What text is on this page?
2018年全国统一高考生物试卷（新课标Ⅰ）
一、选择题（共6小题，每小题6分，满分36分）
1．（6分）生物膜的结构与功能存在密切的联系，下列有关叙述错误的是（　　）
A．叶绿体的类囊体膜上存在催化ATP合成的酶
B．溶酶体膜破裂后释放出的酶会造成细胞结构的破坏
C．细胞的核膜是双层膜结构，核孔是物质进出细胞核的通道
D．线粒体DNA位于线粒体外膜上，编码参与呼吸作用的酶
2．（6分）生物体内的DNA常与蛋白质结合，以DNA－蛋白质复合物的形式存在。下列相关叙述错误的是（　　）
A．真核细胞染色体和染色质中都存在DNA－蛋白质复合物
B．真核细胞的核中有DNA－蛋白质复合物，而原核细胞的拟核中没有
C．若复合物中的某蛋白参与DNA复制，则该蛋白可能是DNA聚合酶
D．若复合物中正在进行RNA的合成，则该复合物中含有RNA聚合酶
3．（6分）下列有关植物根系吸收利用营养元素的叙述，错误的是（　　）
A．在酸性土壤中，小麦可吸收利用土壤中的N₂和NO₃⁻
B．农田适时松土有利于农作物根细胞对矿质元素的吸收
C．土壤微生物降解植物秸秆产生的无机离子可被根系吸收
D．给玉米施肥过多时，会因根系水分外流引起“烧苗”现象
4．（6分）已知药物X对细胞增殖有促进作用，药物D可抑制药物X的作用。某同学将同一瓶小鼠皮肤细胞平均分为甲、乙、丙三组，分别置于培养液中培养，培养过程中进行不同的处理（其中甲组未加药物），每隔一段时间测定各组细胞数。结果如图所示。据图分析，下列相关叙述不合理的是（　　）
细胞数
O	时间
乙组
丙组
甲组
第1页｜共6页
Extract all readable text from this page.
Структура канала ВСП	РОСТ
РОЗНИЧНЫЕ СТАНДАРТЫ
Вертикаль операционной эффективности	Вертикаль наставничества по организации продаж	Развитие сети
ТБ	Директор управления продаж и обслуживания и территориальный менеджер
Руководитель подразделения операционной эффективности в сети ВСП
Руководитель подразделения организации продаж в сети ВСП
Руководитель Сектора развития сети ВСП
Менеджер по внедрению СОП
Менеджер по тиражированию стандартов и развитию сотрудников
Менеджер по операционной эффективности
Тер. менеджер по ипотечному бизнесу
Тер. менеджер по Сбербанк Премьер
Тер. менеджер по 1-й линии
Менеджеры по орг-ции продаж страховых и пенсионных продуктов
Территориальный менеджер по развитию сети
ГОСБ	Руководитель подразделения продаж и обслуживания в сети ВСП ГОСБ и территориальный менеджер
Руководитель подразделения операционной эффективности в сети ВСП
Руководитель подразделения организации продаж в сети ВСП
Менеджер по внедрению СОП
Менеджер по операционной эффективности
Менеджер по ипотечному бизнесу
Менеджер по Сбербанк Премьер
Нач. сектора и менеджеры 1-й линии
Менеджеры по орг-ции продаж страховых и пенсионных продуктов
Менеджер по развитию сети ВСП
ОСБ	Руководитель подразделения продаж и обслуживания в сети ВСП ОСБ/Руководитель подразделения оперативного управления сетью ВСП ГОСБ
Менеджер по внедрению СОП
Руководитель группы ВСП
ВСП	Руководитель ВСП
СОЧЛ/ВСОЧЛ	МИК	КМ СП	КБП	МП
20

--- Task description ---
Repeat the material above in full, keeping every word.

--- Final result ---
What text is on this page?
2018年全国统一高考生物试卷（新课标Ⅰ）
一、选择题（共6小题，每小题6分，满分36分）
1．（6分）生物膜的结构与功能存在密切的联系，下列有关叙述错误的是（　　）
A．叶绿体的类囊体膜上存在催化ATP合成的酶
B．溶酶体膜破裂后释放出的酶会造成细胞结构的破坏
C．细胞的核膜是双层膜结构，核孔是物质进出细胞核的通道
D．线粒体DNA位于线粒体外膜上，编码参与呼吸作用的酶
2．（6分）生物体内的DNA常与蛋白质结合，以DNA－蛋白质复合物的形式存在。下列相关叙述错误的是（　　）
A．真核细胞染色体和染色质中都存在DNA－蛋白质复合物
B．真核细胞的核中有DNA－蛋白质复合物，而原核细胞的拟核中没有
C．若复合物中的某蛋白参与DNA复制，则该蛋白可能是DNA聚合酶
D．若复合物中正在进行RNA的合成，则该复合物中含有RNA聚合酶
3．（6分）下列有关植物根系吸收利用营养元素的叙述，错误的是（　　）
A．在酸性土壤中，小麦可吸收利用土壤中的N₂和NO₃⁻
B．农田适时松土有利于农作物根细胞对矿质元素的吸收
C．土壤微生物降解植物秸秆产生的无机离子可被根系吸收
D．给玉米施肥过多时，会因根系水分外流引起“烧苗”现象
4．（6分）已知药物X对细胞增殖有促进作用，药物D可抑制药物X的作用。某同学将同一瓶小鼠皮肤细胞平均分为甲、乙、丙三组，分别置于培养液中培养，培养过程中进行不同的处理（其中甲组未加药物），每隔一段时间测定各组细胞数。结果如图所示。据图分析，下列相关叙述不合理的是（　　）
细胞数
O	时间
乙组
丙组
甲组
第1页｜共6页
Extract all readable text from this page.
Структура канала ВСП	РОСТ
РОЗНИЧНЫЕ СТАНДАРТЫ
Вертикаль операционной эффективности	Вертикаль наставничества по организации продаж	Развитие сети
ТБ	Директор управления продаж и обслуживания и территориальный менеджер
Руководитель подразделения операционной эффективности в сети ВСП
Руководитель подразделения организации продаж в сети ВСП
Руководитель Сектора развития сети ВСП
Менеджер по внедрению СОП
Менеджер по тиражированию стандартов и развитию сотрудников
Менеджер по операционной эффективности
Тер. менеджер по ипотечному бизнесу
Тер. менеджер по Сбербанк Премьер
Тер. менеджер по 1-й линии
Менеджеры по орг-ции продаж страховых и пенсионных продуктов
Территориальный менеджер по развитию сети
ГОСБ	Руководитель подразделения продаж и обслуживания в сети ВСП ГОСБ и территориальный менеджер
Руководитель подразделения операционной эффективности в сети ВСП
Руководитель подразделения организации продаж в сети ВСП
Менеджер по внедрению СОП
Менеджер по операционной эффективности
Менеджер по ипотечному бизнесу
Менеджер по Сбербанк Премьер
Нач. сектора и менеджеры 1-й линии
Менеджеры по орг-ции продаж страховых и пенсионных продуктов
Менеджер по развитию сети ВСП
ОСБ	Руководитель подразделения продаж и обслуживания в сети ВСП ОСБ/Руководитель подразделения оперативного управления сетью ВСП ГОСБ
Менеджер по внедрению СОП
Руководитель группы ВСП
ВСП	Руководитель ВСП
СОЧЛ/ВСОЧЛ	МИК	КМ СП	КБП	МП
20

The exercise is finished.